§ **WHAT IS BEING ASKED**
Gather all lines with "الملك" from the records.

⁂

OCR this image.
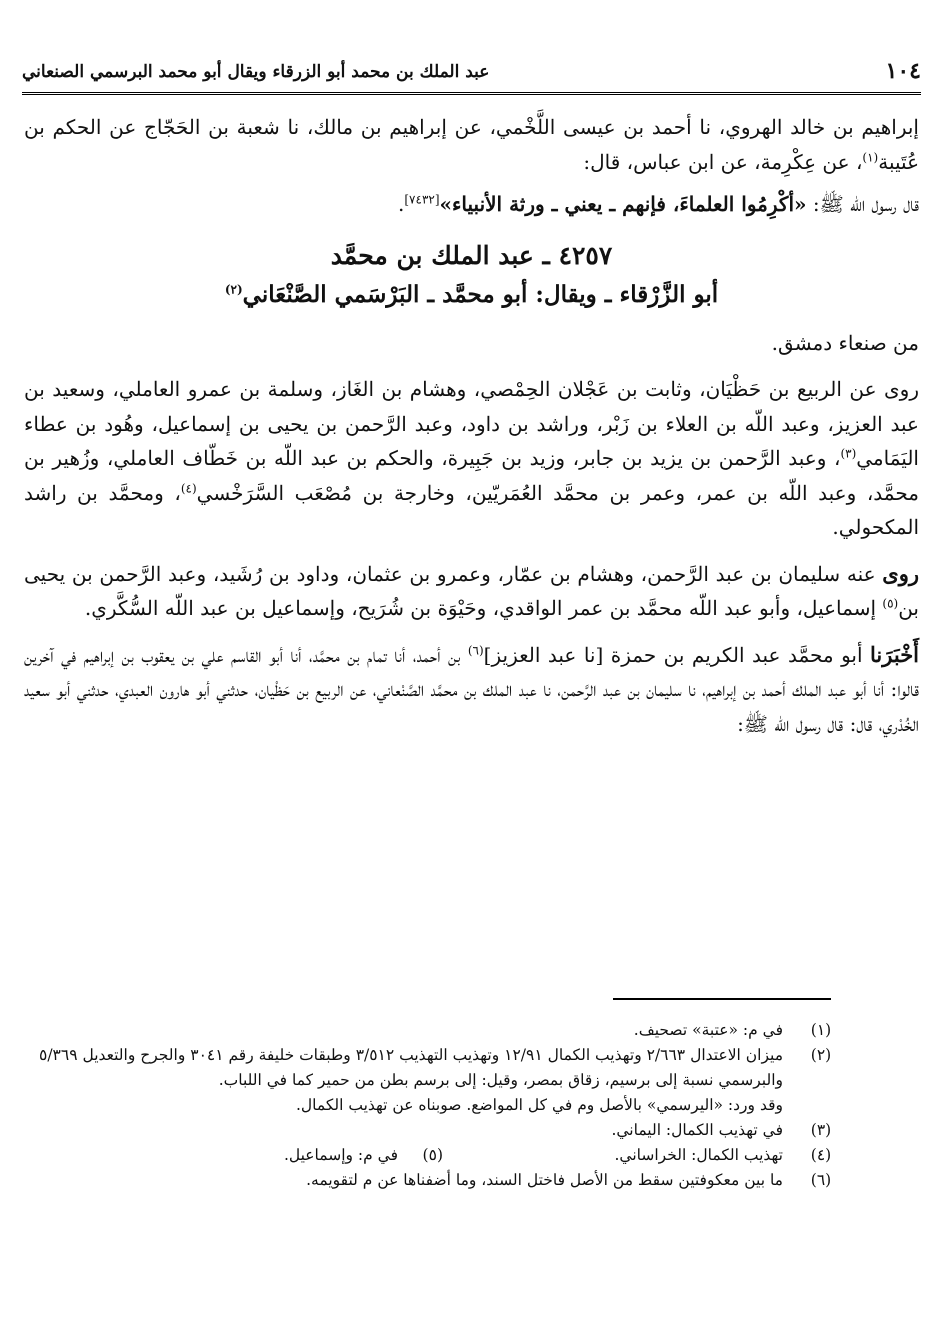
١٠٤
عبد الملك بن محمد أبو الزرقاء ويقال أبو محمد البرسمي الصنعاني

إبراهيم بن خالد الهروي، نا أحمد بن عيسى اللَّخْمي، عن إبراهيم بن مالك، نا شعبة بن الحَجّاج عن الحكم بن عُتَيبة$^{(١)}$، عن عِكْرِمة، عن ابن عباس، قال:

قال رسول الله ﷺ: «أكْرِمُوا العلماءَ، فإنهم ـ يعني ـ ورثة الأنبياء»[٧٤٣٢].

٤٢٥٧ ـ عبد الملك بن محمَّد

أبو الزَّرْقاء ـ ويقال: أبو محمَّد ـ البَرْسَمي الصَّنْعَاني$^{(٢)}$

من صنعاء دمشق.

روى عن الربيع بن حَظْيَان، وثابت بن عَجْلان الحِمْصي، وهشام بن الغَاز، وسلمة بن عمرو العاملي، وسعيد بن عبد العزيز، وعبد اللّه بن العلاء بن زَبْر، وراشد بن داود، وعبد الرَّحمن بن يحيى بن إسماعيل، وهُود بن عطاء اليَمَامي$^{(٣)}$، وعبد الرَّحمن بن يزيد بن جابر، وزيد بن جَبِيرة، والحكم بن عبد اللّه بن خَطّاف العاملي، وزُهير بن محمَّد، وعبد اللّه بن عمر، وعمر بن محمَّد العُمَريّين، وخارجة بن مُصْعَب السَّرَخْسي$^{(٤)}$، ومحمَّد بن راشد المكحولي.

روى عنه سليمان بن عبد الرَّحمن، وهشام بن عمّار، وعمرو بن عثمان، وداود بن رُشَيد، وعبد الرَّحمن بن يحيى بن$^{(٥)}$ إسماعيل، وأبو عبد اللّه محمَّد بن عمر الواقدي، وحَيْوَة بن شُرَيح، وإسماعيل بن عبد اللّه السُّكَّري.

أَخْبَرَنا أبو محمَّد عبد الكريم بن حمزة [نا عبد العزيز]$^{(٦)}$ بن أحمد، أنا تمام بن محمَّد، أنا أبو القاسم علي بن يعقوب بن إبراهيم في آخرين قالوا: أنا أبو عبد الملك أحمد بن إبراهيم، نا سليمان بن عبد الرَّحمن، نا عبد الملك بن محمَّد الصَّنْعاني، عن الربيع بن حَظْيان، حدثني أبو هارون العبدي، حدثني أبو سعيد الخُدْري، قال: قال رسول الله ﷺ:

(١)
في م: «عتبة» تصحيف.
(٢)
ميزان الاعتدال ٢/٦٦٣ وتهذيب الكمال ١٢/٩١ وتهذيب التهذيب ٣/٥١٢ وطبقات خليفة رقم ٣٠٤١ والجرح والتعديل ٥/٣٦٩ والبرسمي نسبة إلى برسيم، زقاق بمصر، وقيل: إلى برسم بطن من حمير كما في اللباب.
وقد ورد: «اليرسمي» بالأصل وم في كل المواضع. صوبناه عن تهذيب الكمال.
(٣)
في تهذيب الكمال: اليماني.
(٤)
تهذيب الكمال: الخراساني.
(٥)
في م: وإسماعيل.
(٦)
ما بين معكوفتين سقط من الأصل فاختل السند، وما أضفناها عن م لتقويمه.
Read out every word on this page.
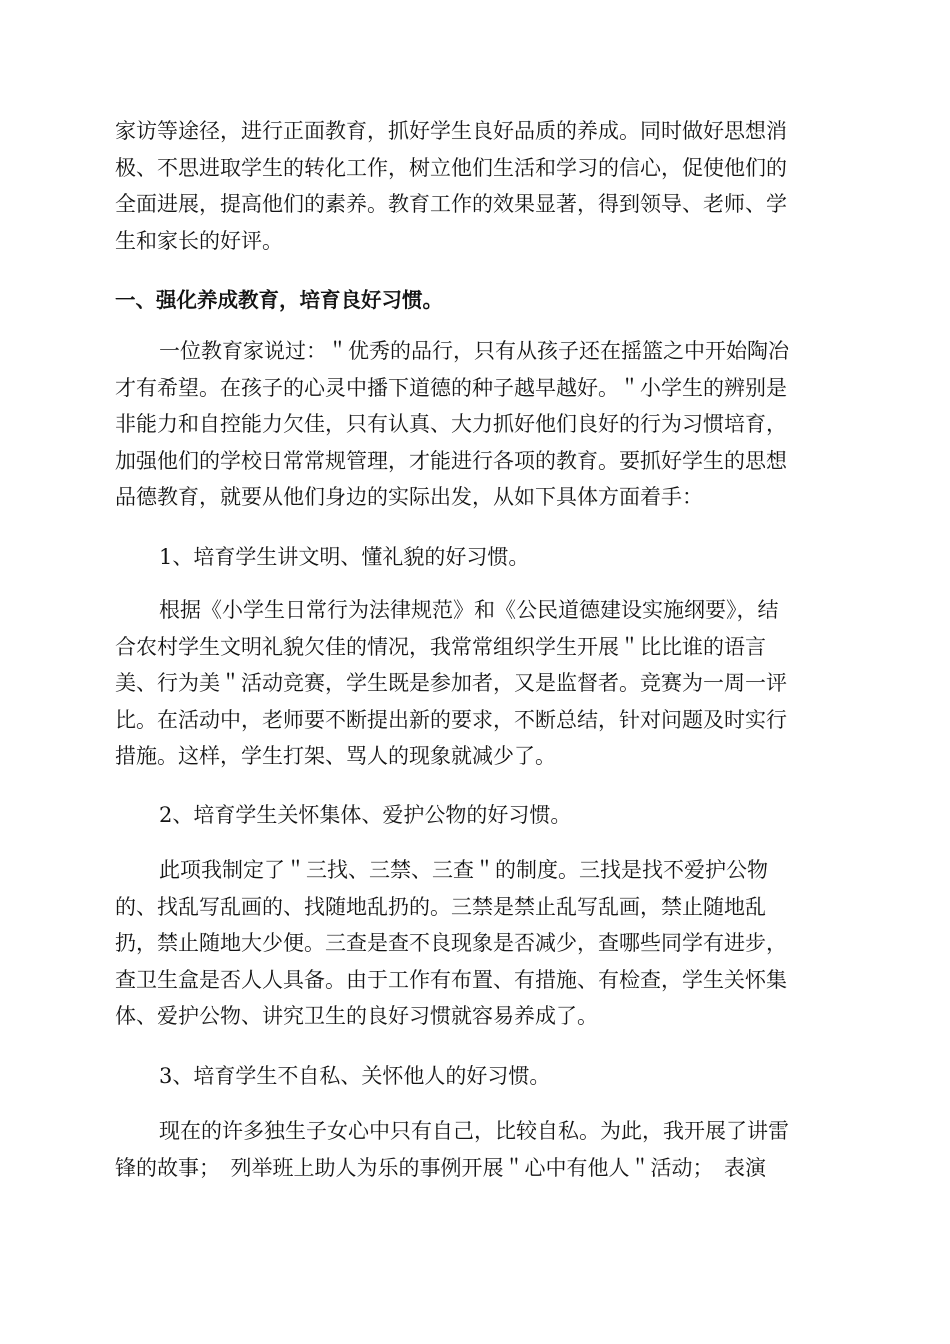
家访等途径，进行正面教育，抓好学生良好品质的养成。同时做好思想消
极、不思进取学生的转化工作，树立他们生活和学习的信心，促使他们的
全面进展，提高他们的素养。教育工作的效果显著，得到领导、老师、学
生和家长的好评。

一、强化养成教育，培育良好习惯。

一位教育家说过：＂优秀的品行，只有从孩子还在摇篮之中开始陶冶
才有希望。在孩子的心灵中播下道德的种子越早越好。＂小学生的辨别是
非能力和自控能力欠佳，只有认真、大力抓好他们良好的行为习惯培育，
加强他们的学校日常常规管理，才能进行各项的教育。要抓好学生的思想
品德教育，就要从他们身边的实际出发，从如下具体方面着手：

1、培育学生讲文明、懂礼貌的好习惯。

根据《小学生日常行为法律规范》和《公民道德建设实施纲要》，结
合农村学生文明礼貌欠佳的情况，我常常组织学生开展＂比比谁的语言
美、行为美＂活动竞赛，学生既是参加者，又是监督者。竞赛为一周一评
比。在活动中，老师要不断提出新的要求，不断总结，针对问题及时实行
措施。这样，学生打架、骂人的现象就减少了。

2、培育学生关怀集体、爱护公物的好习惯。

此项我制定了＂三找、三禁、三查＂的制度。三找是找不爱护公物
的、找乱写乱画的、找随地乱扔的。三禁是禁止乱写乱画，禁止随地乱
扔，禁止随地大少便。三查是查不良现象是否减少，查哪些同学有进步，
查卫生盒是否人人具备。由于工作有布置、有措施、有检查，学生关怀集
体、爱护公物、讲究卫生的良好习惯就容易养成了。

3、培育学生不自私、关怀他人的好习惯。

现在的许多独生子女心中只有自己，比较自私。为此，我开展了讲雷
锋的故事；　列举班上助人为乐的事例开展＂心中有他人＂活动；　表演
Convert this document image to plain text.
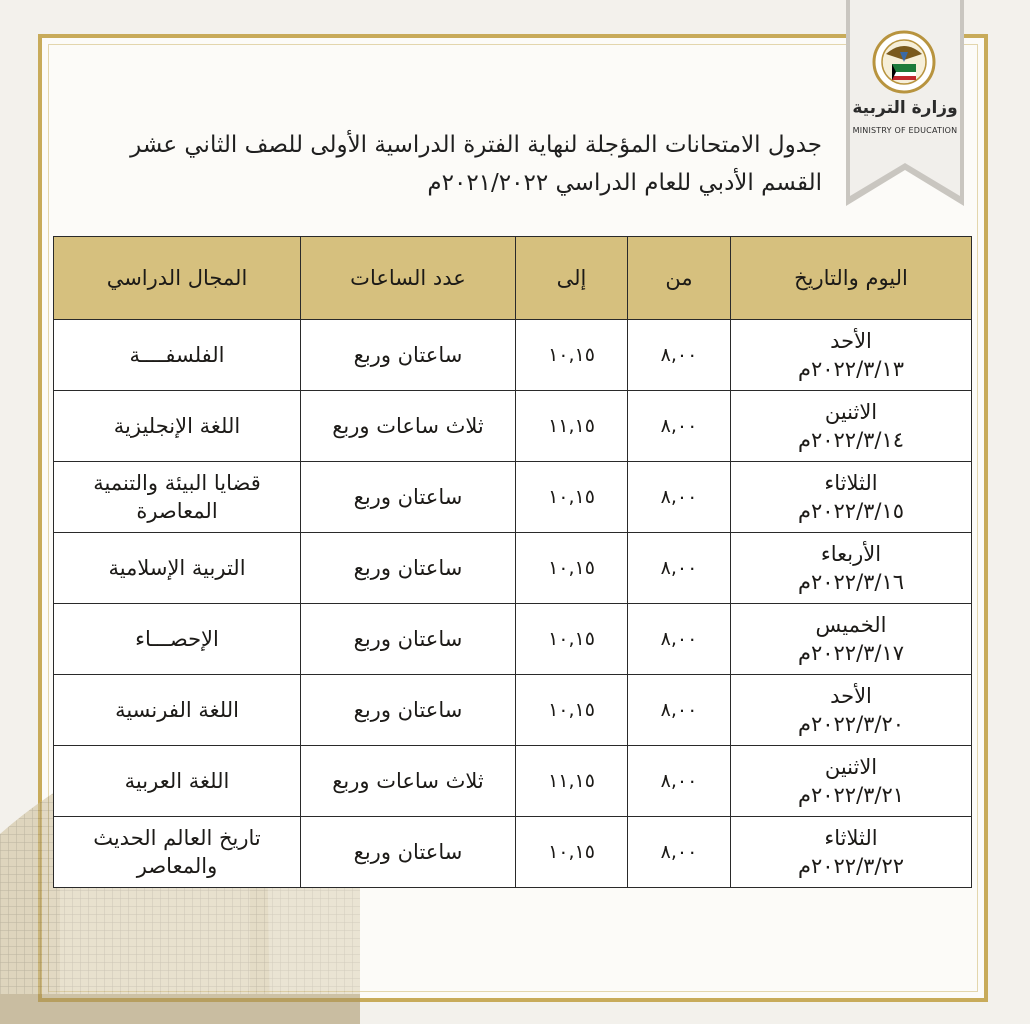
وزارة التربية
MINISTRY OF EDUCATION
جدول الامتحانات المؤجلة لنهاية الفترة الدراسية الأولى للصف الثاني عشر القسم الأدبي للعام الدراسي ٢٠٢١/٢٠٢٢م
اليوم والتاريخ	من	إلى	عدد الساعات	المجال الدراسي

الأحد
٢٠٢٢/٣/١٣م	٨,٠٠	١٠,١٥	ساعتان وربع	الفلسفــــة

الاثنين
٢٠٢٢/٣/١٤م	٨,٠٠	١١,١٥	ثلاث ساعات وربع	اللغة الإنجليزية

الثلاثاء
٢٠٢٢/٣/١٥م	٨,٠٠	١٠,١٥	ساعتان وربع	قضايا البيئة والتنمية المعاصرة

الأربعاء
٢٠٢٢/٣/١٦م	٨,٠٠	١٠,١٥	ساعتان وربع	التربية الإسلامية

الخميس
٢٠٢٢/٣/١٧م	٨,٠٠	١٠,١٥	ساعتان وربع	الإحصـــاء

الأحد
٢٠٢٢/٣/٢٠م	٨,٠٠	١٠,١٥	ساعتان وربع	اللغة الفرنسية

الاثنين
٢٠٢٢/٣/٢١م	٨,٠٠	١١,١٥	ثلاث ساعات وربع	اللغة العربية

الثلاثاء
٢٠٢٢/٣/٢٢م	٨,٠٠	١٠,١٥	ساعتان وربع	تاريخ العالم الحديث والمعاصر
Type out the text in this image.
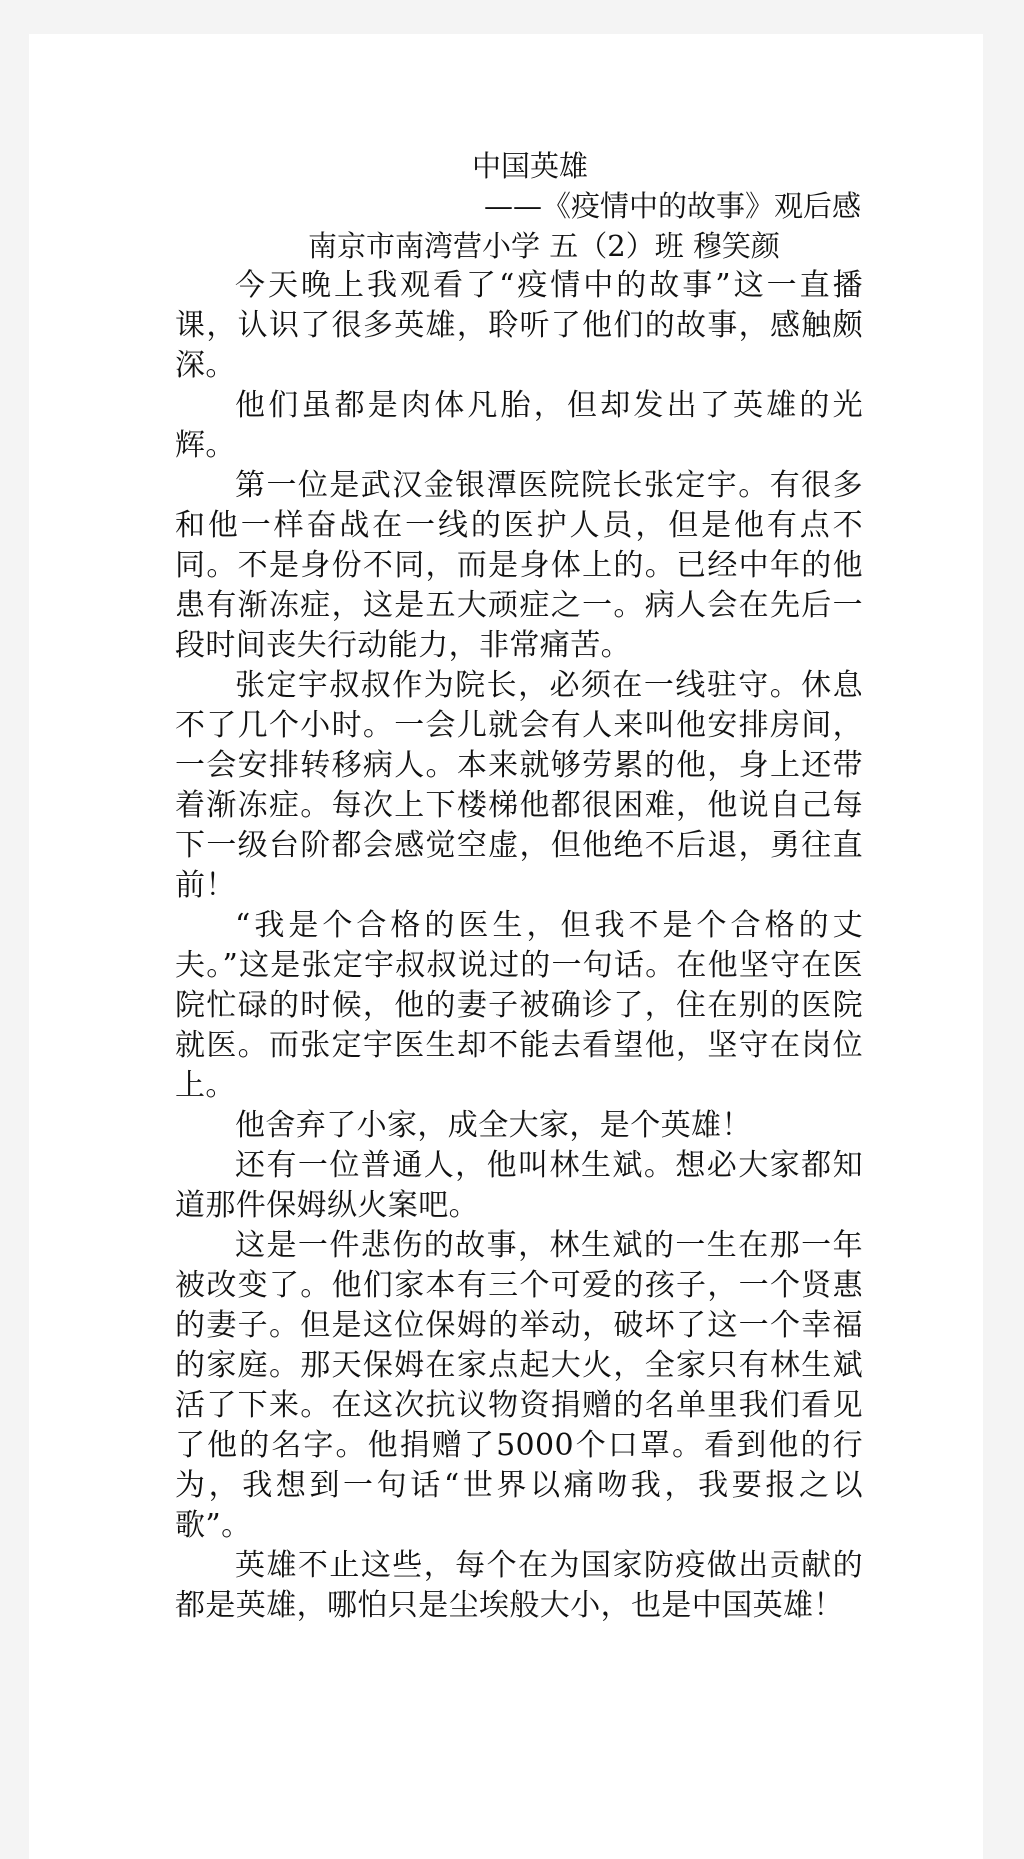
中国英雄
——《疫情中的故事》观后感
南京市南湾营小学 五（2）班 穆笑颜

今天晚上我观看了“疫情中的故事”这一直播课，认识了很多英雄，聆听了他们的故事，感触颇深。

他们虽都是肉体凡胎，但却发出了英雄的光辉。

第一位是武汉金银潭医院院长张定宇。有很多和他一样奋战在一线的医护人员，但是他有点不同。不是身份不同，而是身体上的。已经中年的他患有渐冻症，这是五大顽症之一。病人会在先后一段时间丧失行动能力，非常痛苦。

张定宇叔叔作为院长，必须在一线驻守。休息不了几个小时。一会儿就会有人来叫他安排房间，一会安排转移病人。本来就够劳累的他，身上还带着渐冻症。每次上下楼梯他都很困难，他说自己每下一级台阶都会感觉空虚，但他绝不后退，勇往直前！

“我是个合格的医生，但我不是个合格的丈夫。”这是张定宇叔叔说过的一句话。在他坚守在医院忙碌的时候，他的妻子被确诊了，住在别的医院就医。而张定宇医生却不能去看望他，坚守在岗位上。

他舍弃了小家，成全大家，是个英雄！

还有一位普通人，他叫林生斌。想必大家都知道那件保姆纵火案吧。

这是一件悲伤的故事，林生斌的一生在那一年被改变了。他们家本有三个可爱的孩子，一个贤惠的妻子。但是这位保姆的举动，破坏了这一个幸福的家庭。那天保姆在家点起大火，全家只有林生斌活了下来。在这次抗议物资捐赠的名单里我们看见了他的名字。他捐赠了5000个口罩。看到他的行为，我想到一句话“世界以痛吻我，我要报之以歌”。

英雄不止这些，每个在为国家防疫做出贡献的都是英雄，哪怕只是尘埃般大小，也是中国英雄！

⁂

§ **COMPLETED EXERCISE**
عبد الملك بن محمد أبو الزرقاء ويقال أبو محمد البرسمي الصنعاني
٤٢٥٧ ـ عبد الملك بن محمَّد
أَخْبَرَنا أبو محمَّد عبد الكريم بن حمزة [نا عبد العزيز]$^{(٦)}$ بن أحمد، أنا تمام بن محمَّد، أنا أبو القاسم علي بن يعقوب بن إبراهيم في آخرين قالوا: أنا أبو عبد الملك أحمد بن إبراهيم، نا سليمان بن عبد الرَّحمن، نا عبد الملك بن محمَّد الصَّنْعاني، عن الربيع بن حَظْيان، حدثني أبو هارون العبدي، حدثني أبو سعيد الخُدْري، قال: قال رسول الله ﷺ:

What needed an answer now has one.